▶ **STATED GOAL**
Look below for the line containing "Decode this image". Output it and each remaining line of the entries exactly, and nothing else.

··········

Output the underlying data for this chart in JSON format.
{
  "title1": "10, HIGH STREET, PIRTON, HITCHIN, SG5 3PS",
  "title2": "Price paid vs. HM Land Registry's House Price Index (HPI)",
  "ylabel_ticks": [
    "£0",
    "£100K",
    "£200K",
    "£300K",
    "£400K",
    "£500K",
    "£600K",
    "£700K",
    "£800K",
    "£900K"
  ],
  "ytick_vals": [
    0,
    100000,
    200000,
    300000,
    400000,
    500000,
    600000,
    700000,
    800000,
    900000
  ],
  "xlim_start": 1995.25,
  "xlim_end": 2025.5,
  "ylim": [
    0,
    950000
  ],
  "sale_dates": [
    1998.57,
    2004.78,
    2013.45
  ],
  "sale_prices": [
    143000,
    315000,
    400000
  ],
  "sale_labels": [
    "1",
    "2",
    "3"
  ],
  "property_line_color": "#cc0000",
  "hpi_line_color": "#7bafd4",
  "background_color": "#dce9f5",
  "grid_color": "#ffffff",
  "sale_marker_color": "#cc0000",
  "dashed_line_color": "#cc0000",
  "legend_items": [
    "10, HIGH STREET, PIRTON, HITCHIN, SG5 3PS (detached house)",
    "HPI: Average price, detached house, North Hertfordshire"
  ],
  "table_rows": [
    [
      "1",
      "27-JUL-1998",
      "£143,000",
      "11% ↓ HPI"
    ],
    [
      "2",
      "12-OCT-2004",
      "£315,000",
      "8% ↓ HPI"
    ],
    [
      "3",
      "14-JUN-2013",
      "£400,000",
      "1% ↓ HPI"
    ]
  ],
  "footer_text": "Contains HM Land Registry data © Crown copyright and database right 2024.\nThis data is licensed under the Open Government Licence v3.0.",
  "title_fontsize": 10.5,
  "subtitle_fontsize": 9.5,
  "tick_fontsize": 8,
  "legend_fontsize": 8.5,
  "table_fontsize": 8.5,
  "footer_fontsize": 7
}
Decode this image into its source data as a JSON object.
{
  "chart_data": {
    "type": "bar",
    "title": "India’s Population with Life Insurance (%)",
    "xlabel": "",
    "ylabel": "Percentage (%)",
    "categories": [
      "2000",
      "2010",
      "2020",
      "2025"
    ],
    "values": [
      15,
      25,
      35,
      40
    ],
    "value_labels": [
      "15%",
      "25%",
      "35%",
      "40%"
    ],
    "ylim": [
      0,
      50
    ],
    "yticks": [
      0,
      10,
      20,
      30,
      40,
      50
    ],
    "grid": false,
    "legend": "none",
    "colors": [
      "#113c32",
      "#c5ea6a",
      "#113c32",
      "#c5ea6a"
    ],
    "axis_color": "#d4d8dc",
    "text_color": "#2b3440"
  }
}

··········

▶ **COMPLETED EXERCISE**
Decode this image into its source data as a JSON object.
{
  "chart_data": {
    "type": "bar",
    "title": "India’s Population with Life Insurance (%)",
    "xlabel": "",
    "ylabel": "Percentage (%)",
    "categories": [
      "2000",
      "2010",
      "2020",
      "2025"
    ],
    "values": [
      15,
      25,
      35,
      40
    ],
    "value_labels": [
      "15%",
      "25%",
      "35%",
      "40%"
    ],
    "ylim": [
      0,
      50
    ],
    "yticks": [
      0,
      10,
      20,
      30,
      40,
      50
    ],
    "grid": false,
    "legend": "none",
    "colors": [
      "#113c32",
      "#c5ea6a",
      "#113c32",
      "#c5ea6a"
    ],
    "axis_color": "#d4d8dc",
    "text_color": "#2b3440"
  }
}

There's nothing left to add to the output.